Begin

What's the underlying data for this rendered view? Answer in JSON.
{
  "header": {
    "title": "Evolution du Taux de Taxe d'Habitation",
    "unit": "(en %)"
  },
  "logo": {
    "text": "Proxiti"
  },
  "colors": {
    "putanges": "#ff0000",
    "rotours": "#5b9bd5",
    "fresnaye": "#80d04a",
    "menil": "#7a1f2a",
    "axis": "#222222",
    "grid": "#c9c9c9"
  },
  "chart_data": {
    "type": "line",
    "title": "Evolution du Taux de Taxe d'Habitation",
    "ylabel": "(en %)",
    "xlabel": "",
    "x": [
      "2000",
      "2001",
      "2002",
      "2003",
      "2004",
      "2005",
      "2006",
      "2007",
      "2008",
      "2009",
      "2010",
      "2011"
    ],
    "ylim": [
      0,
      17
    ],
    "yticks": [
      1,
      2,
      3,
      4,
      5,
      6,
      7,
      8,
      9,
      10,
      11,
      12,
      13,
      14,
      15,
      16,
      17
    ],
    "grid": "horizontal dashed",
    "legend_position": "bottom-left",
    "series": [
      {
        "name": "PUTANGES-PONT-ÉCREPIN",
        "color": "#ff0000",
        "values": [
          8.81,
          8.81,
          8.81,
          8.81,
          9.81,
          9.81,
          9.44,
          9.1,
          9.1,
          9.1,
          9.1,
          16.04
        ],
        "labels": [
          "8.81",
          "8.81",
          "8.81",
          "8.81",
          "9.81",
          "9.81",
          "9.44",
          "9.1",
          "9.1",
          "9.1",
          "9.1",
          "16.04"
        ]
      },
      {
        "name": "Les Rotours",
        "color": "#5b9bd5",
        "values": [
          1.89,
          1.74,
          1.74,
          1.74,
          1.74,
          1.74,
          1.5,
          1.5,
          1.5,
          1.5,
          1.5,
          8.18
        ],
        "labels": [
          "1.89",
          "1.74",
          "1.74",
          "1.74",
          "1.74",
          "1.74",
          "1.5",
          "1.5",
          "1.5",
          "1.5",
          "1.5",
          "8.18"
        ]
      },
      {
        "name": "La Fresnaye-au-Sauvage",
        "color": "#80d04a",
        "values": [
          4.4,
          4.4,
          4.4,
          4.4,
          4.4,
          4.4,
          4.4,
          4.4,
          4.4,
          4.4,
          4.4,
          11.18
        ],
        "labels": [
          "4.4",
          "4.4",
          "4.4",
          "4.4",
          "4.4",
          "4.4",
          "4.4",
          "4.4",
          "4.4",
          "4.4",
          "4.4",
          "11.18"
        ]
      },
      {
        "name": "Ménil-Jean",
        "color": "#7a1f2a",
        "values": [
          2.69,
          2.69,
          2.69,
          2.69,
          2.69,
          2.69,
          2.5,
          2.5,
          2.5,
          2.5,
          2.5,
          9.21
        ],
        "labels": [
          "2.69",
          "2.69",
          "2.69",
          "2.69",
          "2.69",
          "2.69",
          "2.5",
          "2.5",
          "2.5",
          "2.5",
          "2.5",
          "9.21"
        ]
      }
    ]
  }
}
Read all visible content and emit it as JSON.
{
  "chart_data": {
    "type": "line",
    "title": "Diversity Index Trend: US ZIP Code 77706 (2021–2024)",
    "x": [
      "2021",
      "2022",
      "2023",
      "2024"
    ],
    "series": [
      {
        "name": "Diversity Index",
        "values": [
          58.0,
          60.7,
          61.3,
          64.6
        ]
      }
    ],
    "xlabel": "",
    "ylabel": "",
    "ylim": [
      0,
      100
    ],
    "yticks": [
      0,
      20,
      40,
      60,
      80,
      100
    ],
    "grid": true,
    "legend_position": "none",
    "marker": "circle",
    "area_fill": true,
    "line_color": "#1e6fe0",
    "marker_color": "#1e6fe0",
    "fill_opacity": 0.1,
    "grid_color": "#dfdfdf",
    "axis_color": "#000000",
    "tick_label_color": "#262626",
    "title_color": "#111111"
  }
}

End

■ **Task prompt**
Your task is to retype all the records above with nothing left out.

■ **Result of the exercise**
What's the underlying data for this rendered view? Answer in JSON.
{
  "header": {
    "title": "Evolution du Taux de Taxe d'Habitation",
    "unit": "(en %)"
  },
  "logo": {
    "text": "Proxiti"
  },
  "colors": {
    "putanges": "#ff0000",
    "rotours": "#5b9bd5",
    "fresnaye": "#80d04a",
    "menil": "#7a1f2a",
    "axis": "#222222",
    "grid": "#c9c9c9"
  },
  "chart_data": {
    "type": "line",
    "title": "Evolution du Taux de Taxe d'Habitation",
    "ylabel": "(en %)",
    "xlabel": "",
    "x": [
      "2000",
      "2001",
      "2002",
      "2003",
      "2004",
      "2005",
      "2006",
      "2007",
      "2008",
      "2009",
      "2010",
      "2011"
    ],
    "ylim": [
      0,
      17
    ],
    "yticks": [
      1,
      2,
      3,
      4,
      5,
      6,
      7,
      8,
      9,
      10,
      11,
      12,
      13,
      14,
      15,
      16,
      17
    ],
    "grid": "horizontal dashed",
    "legend_position": "bottom-left",
    "series": [
      {
        "name": "PUTANGES-PONT-ÉCREPIN",
        "color": "#ff0000",
        "values": [
          8.81,
          8.81,
          8.81,
          8.81,
          9.81,
          9.81,
          9.44,
          9.1,
          9.1,
          9.1,
          9.1,
          16.04
        ],
        "labels": [
          "8.81",
          "8.81",
          "8.81",
          "8.81",
          "9.81",
          "9.81",
          "9.44",
          "9.1",
          "9.1",
          "9.1",
          "9.1",
          "16.04"
        ]
      },
      {
        "name": "Les Rotours",
        "color": "#5b9bd5",
        "values": [
          1.89,
          1.74,
          1.74,
          1.74,
          1.74,
          1.74,
          1.5,
          1.5,
          1.5,
          1.5,
          1.5,
          8.18
        ],
        "labels": [
          "1.89",
          "1.74",
          "1.74",
          "1.74",
          "1.74",
          "1.74",
          "1.5",
          "1.5",
          "1.5",
          "1.5",
          "1.5",
          "8.18"
        ]
      },
      {
        "name": "La Fresnaye-au-Sauvage",
        "color": "#80d04a",
        "values": [
          4.4,
          4.4,
          4.4,
          4.4,
          4.4,
          4.4,
          4.4,
          4.4,
          4.4,
          4.4,
          4.4,
          11.18
        ],
        "labels": [
          "4.4",
          "4.4",
          "4.4",
          "4.4",
          "4.4",
          "4.4",
          "4.4",
          "4.4",
          "4.4",
          "4.4",
          "4.4",
          "11.18"
        ]
      },
      {
        "name": "Ménil-Jean",
        "color": "#7a1f2a",
        "values": [
          2.69,
          2.69,
          2.69,
          2.69,
          2.69,
          2.69,
          2.5,
          2.5,
          2.5,
          2.5,
          2.5,
          9.21
        ],
        "labels": [
          "2.69",
          "2.69",
          "2.69",
          "2.69",
          "2.69",
          "2.69",
          "2.5",
          "2.5",
          "2.5",
          "2.5",
          "2.5",
          "9.21"
        ]
      }
    ]
  }
}
Read all visible content and emit it as JSON.
{
  "chart_data": {
    "type": "line",
    "title": "Diversity Index Trend: US ZIP Code 77706 (2021–2024)",
    "x": [
      "2021",
      "2022",
      "2023",
      "2024"
    ],
    "series": [
      {
        "name": "Diversity Index",
        "values": [
          58.0,
          60.7,
          61.3,
          64.6
        ]
      }
    ],
    "xlabel": "",
    "ylabel": "",
    "ylim": [
      0,
      100
    ],
    "yticks": [
      0,
      20,
      40,
      60,
      80,
      100
    ],
    "grid": true,
    "legend_position": "none",
    "marker": "circle",
    "area_fill": true,
    "line_color": "#1e6fe0",
    "marker_color": "#1e6fe0",
    "fill_opacity": 0.1,
    "grid_color": "#dfdfdf",
    "axis_color": "#000000",
    "tick_label_color": "#262626",
    "title_color": "#111111"
  }
}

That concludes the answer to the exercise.